(Recorded data)
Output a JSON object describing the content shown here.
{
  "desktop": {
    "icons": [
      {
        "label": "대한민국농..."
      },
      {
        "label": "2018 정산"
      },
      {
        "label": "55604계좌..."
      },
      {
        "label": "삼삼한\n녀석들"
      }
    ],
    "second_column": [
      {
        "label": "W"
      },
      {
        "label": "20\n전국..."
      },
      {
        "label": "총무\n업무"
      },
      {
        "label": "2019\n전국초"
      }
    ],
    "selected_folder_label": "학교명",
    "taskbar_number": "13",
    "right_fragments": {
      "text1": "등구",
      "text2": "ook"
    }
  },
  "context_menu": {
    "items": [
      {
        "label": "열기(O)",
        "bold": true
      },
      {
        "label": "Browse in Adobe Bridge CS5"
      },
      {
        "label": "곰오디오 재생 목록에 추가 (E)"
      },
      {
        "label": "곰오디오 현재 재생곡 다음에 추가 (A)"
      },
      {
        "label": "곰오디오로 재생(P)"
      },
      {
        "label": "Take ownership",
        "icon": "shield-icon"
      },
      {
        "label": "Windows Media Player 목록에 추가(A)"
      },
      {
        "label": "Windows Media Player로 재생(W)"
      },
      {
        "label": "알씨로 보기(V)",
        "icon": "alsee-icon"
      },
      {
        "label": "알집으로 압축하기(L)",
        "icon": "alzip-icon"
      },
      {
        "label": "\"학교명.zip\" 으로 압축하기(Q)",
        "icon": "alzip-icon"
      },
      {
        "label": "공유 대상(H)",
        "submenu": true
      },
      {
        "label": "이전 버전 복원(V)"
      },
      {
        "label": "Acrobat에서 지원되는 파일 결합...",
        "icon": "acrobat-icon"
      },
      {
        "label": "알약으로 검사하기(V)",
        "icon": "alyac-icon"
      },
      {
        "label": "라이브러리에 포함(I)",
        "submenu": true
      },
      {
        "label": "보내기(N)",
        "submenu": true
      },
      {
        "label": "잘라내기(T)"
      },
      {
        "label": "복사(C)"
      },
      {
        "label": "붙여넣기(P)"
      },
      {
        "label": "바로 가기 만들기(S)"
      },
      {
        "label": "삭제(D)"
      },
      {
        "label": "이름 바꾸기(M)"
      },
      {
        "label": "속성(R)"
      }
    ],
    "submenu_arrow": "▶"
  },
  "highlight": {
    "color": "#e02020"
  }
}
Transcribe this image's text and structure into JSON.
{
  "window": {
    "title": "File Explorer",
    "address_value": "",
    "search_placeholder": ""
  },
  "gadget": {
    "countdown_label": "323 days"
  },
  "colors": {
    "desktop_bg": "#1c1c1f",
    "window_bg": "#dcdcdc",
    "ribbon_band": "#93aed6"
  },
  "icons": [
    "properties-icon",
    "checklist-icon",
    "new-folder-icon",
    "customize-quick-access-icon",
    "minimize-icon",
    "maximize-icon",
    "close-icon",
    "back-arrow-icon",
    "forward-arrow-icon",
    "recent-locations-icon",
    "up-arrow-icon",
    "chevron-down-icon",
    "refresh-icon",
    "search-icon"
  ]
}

◆ **WRITTEN REQUEST**
Write out every entry word for word.

◆ **ANSWER TO THIS EXERCISE**
Output a JSON object describing the content shown here.
{
  "desktop": {
    "icons": [
      {
        "label": "대한민국농..."
      },
      {
        "label": "2018 정산"
      },
      {
        "label": "55604계좌..."
      },
      {
        "label": "삼삼한\n녀석들"
      }
    ],
    "second_column": [
      {
        "label": "W"
      },
      {
        "label": "20\n전국..."
      },
      {
        "label": "총무\n업무"
      },
      {
        "label": "2019\n전국초"
      }
    ],
    "selected_folder_label": "학교명",
    "taskbar_number": "13",
    "right_fragments": {
      "text1": "등구",
      "text2": "ook"
    }
  },
  "context_menu": {
    "items": [
      {
        "label": "열기(O)",
        "bold": true
      },
      {
        "label": "Browse in Adobe Bridge CS5"
      },
      {
        "label": "곰오디오 재생 목록에 추가 (E)"
      },
      {
        "label": "곰오디오 현재 재생곡 다음에 추가 (A)"
      },
      {
        "label": "곰오디오로 재생(P)"
      },
      {
        "label": "Take ownership",
        "icon": "shield-icon"
      },
      {
        "label": "Windows Media Player 목록에 추가(A)"
      },
      {
        "label": "Windows Media Player로 재생(W)"
      },
      {
        "label": "알씨로 보기(V)",
        "icon": "alsee-icon"
      },
      {
        "label": "알집으로 압축하기(L)",
        "icon": "alzip-icon"
      },
      {
        "label": "\"학교명.zip\" 으로 압축하기(Q)",
        "icon": "alzip-icon"
      },
      {
        "label": "공유 대상(H)",
        "submenu": true
      },
      {
        "label": "이전 버전 복원(V)"
      },
      {
        "label": "Acrobat에서 지원되는 파일 결합...",
        "icon": "acrobat-icon"
      },
      {
        "label": "알약으로 검사하기(V)",
        "icon": "alyac-icon"
      },
      {
        "label": "라이브러리에 포함(I)",
        "submenu": true
      },
      {
        "label": "보내기(N)",
        "submenu": true
      },
      {
        "label": "잘라내기(T)"
      },
      {
        "label": "복사(C)"
      },
      {
        "label": "붙여넣기(P)"
      },
      {
        "label": "바로 가기 만들기(S)"
      },
      {
        "label": "삭제(D)"
      },
      {
        "label": "이름 바꾸기(M)"
      },
      {
        "label": "속성(R)"
      }
    ],
    "submenu_arrow": "▶"
  },
  "highlight": {
    "color": "#e02020"
  }
}
Transcribe this image's text and structure into JSON.
{
  "window": {
    "title": "File Explorer",
    "address_value": "",
    "search_placeholder": ""
  },
  "gadget": {
    "countdown_label": "323 days"
  },
  "colors": {
    "desktop_bg": "#1c1c1f",
    "window_bg": "#dcdcdc",
    "ribbon_band": "#93aed6"
  },
  "icons": [
    "properties-icon",
    "checklist-icon",
    "new-folder-icon",
    "customize-quick-access-icon",
    "minimize-icon",
    "maximize-icon",
    "close-icon",
    "back-arrow-icon",
    "forward-arrow-icon",
    "recent-locations-icon",
    "up-arrow-icon",
    "chevron-down-icon",
    "refresh-icon",
    "search-icon"
  ]
}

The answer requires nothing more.